Aim of the exercise »
For each line below that includes the word "with", make a copy.

>> begin

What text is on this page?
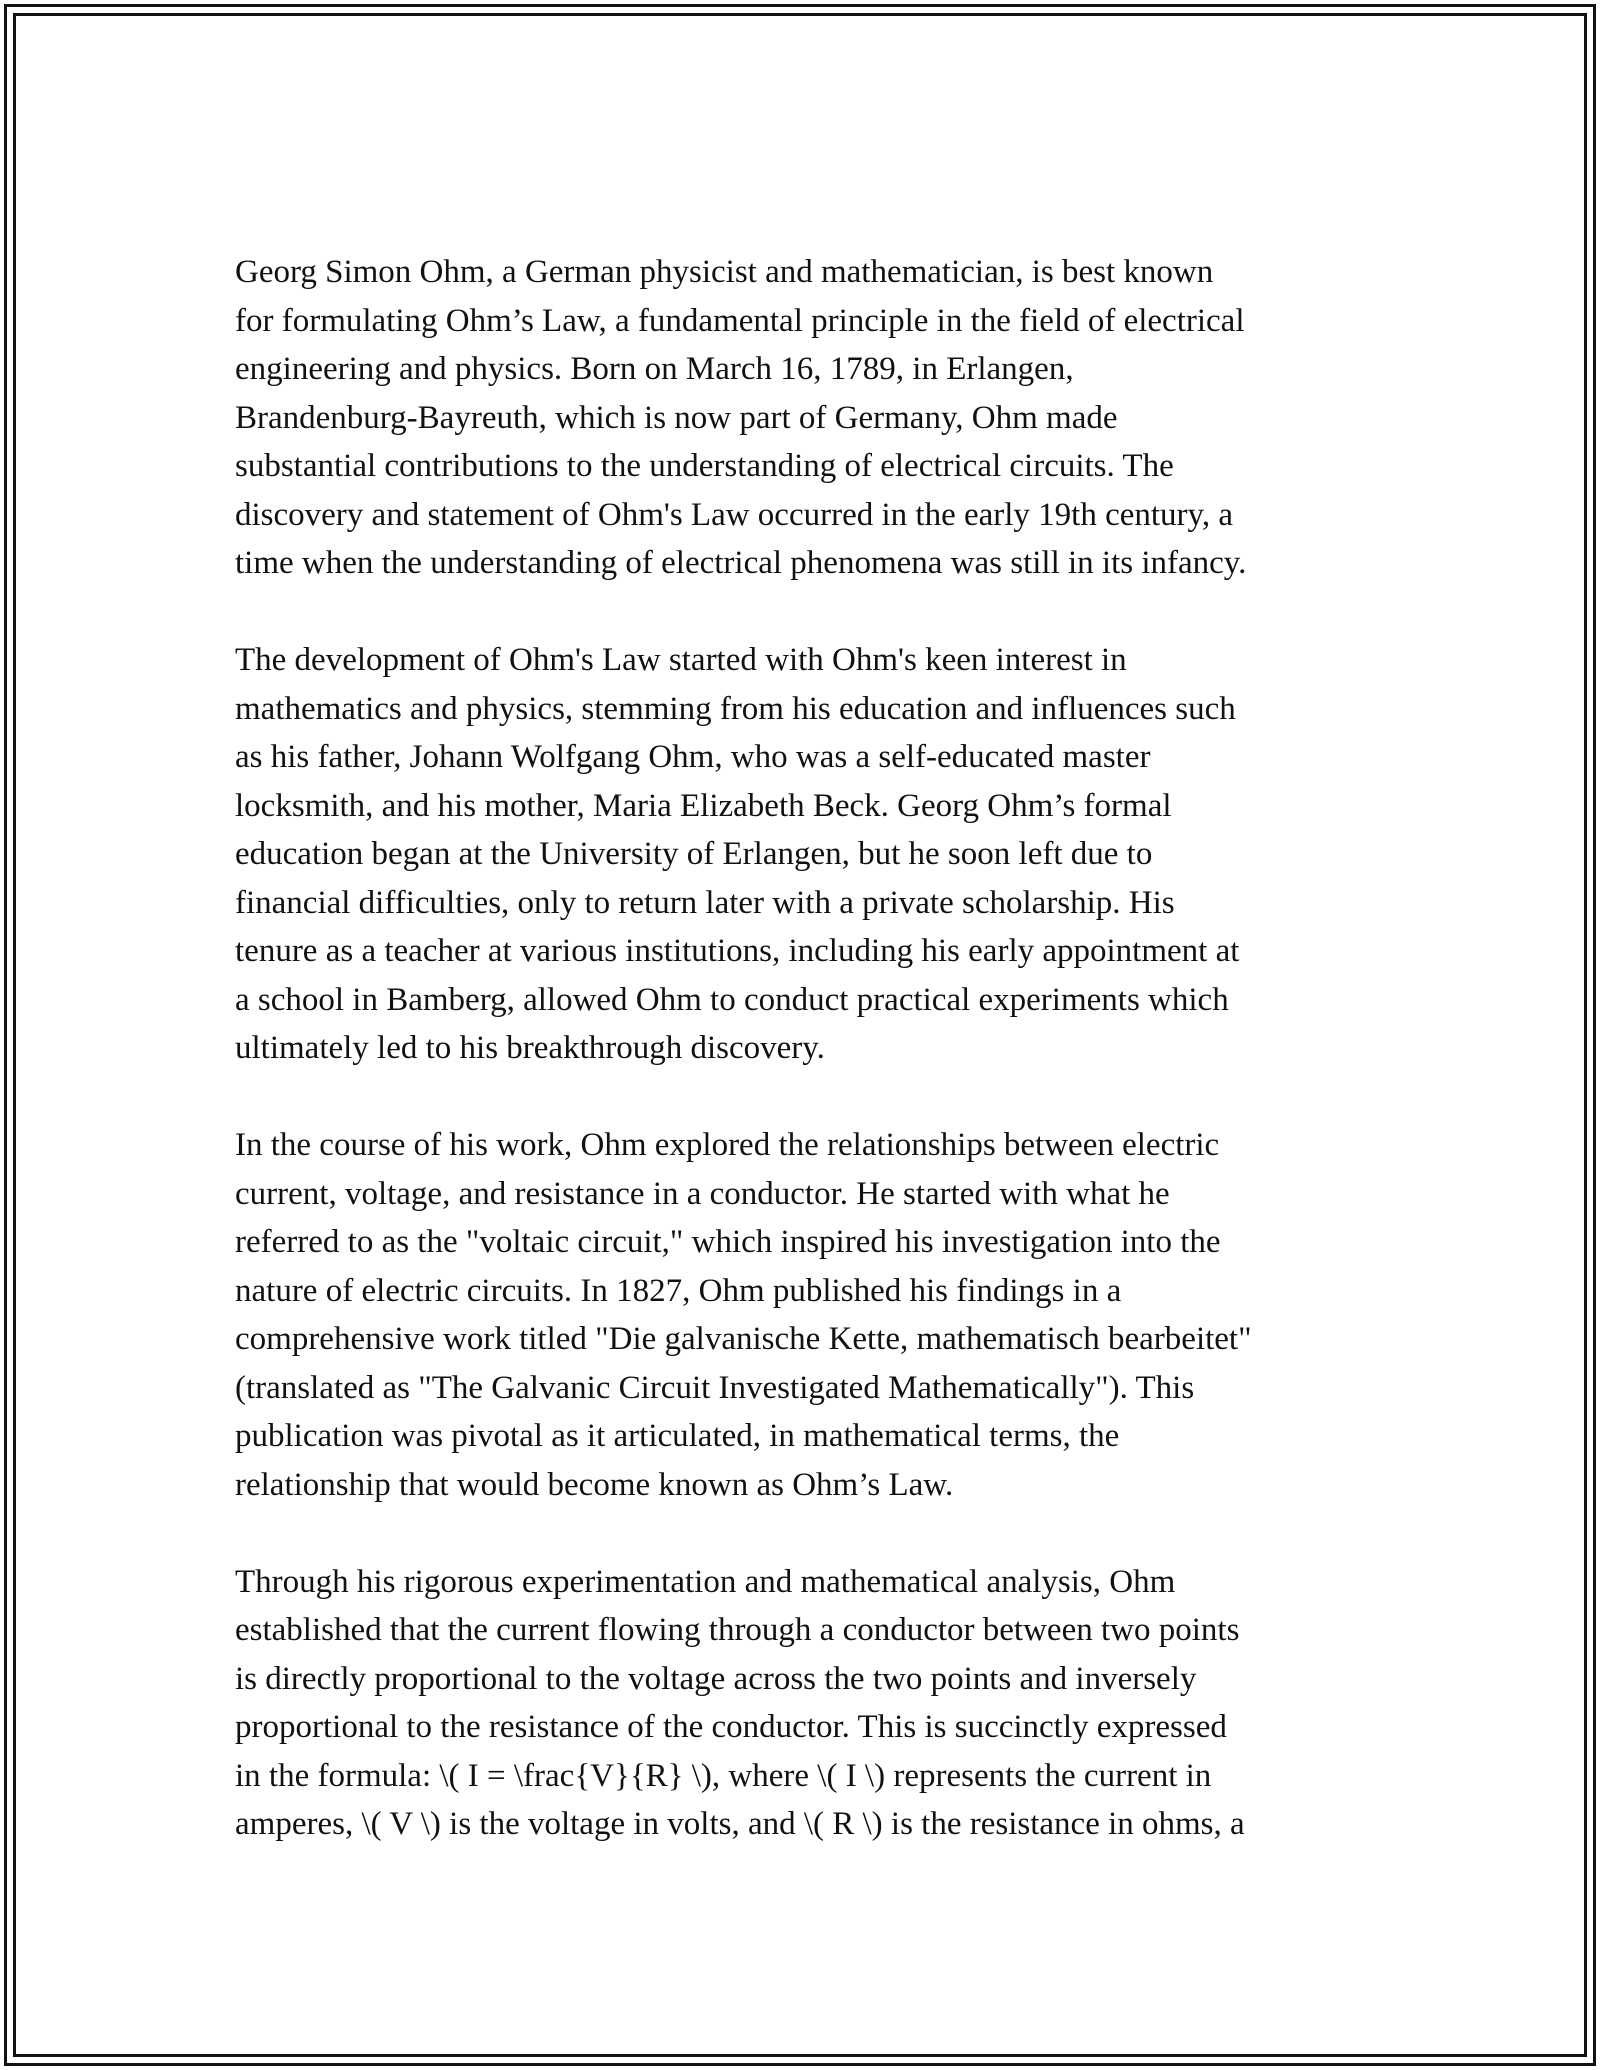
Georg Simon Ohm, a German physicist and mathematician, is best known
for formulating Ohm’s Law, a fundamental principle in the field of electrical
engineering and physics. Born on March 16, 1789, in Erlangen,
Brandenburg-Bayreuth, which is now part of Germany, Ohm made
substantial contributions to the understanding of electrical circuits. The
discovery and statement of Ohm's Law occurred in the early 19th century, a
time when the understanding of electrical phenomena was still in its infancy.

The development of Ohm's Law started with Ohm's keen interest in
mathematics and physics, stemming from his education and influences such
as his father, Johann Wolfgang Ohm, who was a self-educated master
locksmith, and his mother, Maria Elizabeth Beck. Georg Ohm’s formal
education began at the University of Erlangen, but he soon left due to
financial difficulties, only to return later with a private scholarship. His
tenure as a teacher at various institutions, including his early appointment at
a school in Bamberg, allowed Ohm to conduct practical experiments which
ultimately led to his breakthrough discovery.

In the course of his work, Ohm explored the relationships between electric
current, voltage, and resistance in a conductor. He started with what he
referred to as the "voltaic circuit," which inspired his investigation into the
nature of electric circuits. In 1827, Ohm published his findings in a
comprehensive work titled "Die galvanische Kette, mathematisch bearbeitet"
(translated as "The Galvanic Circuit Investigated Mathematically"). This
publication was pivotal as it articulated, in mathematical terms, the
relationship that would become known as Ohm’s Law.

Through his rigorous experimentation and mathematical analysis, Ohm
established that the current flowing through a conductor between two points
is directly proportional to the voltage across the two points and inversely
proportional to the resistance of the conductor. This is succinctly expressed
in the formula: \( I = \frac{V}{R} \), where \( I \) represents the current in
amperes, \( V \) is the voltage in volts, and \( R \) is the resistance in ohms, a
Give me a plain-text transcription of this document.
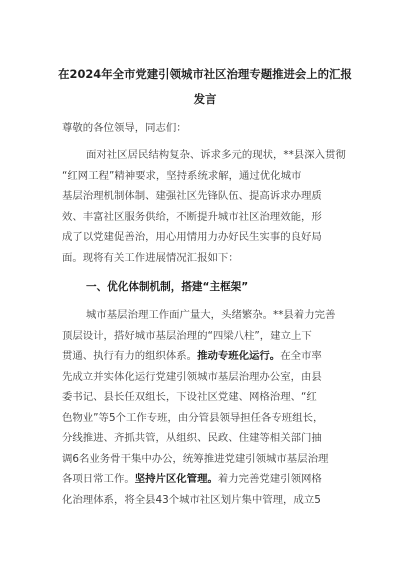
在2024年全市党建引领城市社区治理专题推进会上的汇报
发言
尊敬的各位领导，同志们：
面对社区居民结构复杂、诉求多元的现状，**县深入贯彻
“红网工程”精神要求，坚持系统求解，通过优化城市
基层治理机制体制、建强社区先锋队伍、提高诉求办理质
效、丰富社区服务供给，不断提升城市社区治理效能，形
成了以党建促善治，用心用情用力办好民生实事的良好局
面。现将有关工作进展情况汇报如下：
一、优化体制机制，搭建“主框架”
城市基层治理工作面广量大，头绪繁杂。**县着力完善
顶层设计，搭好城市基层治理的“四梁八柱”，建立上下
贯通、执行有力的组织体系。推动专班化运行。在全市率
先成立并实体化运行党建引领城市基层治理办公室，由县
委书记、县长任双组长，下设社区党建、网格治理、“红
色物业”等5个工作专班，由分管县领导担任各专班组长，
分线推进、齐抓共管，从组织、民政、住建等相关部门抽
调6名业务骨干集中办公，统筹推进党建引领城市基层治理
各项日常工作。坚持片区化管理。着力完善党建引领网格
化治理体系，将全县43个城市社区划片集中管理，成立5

>> end

Reply »
The development of Ohm's Law started with Ohm's keen interest in
financial difficulties, only to return later with a private scholarship. His
current, voltage, and resistance in a conductor. He started with what he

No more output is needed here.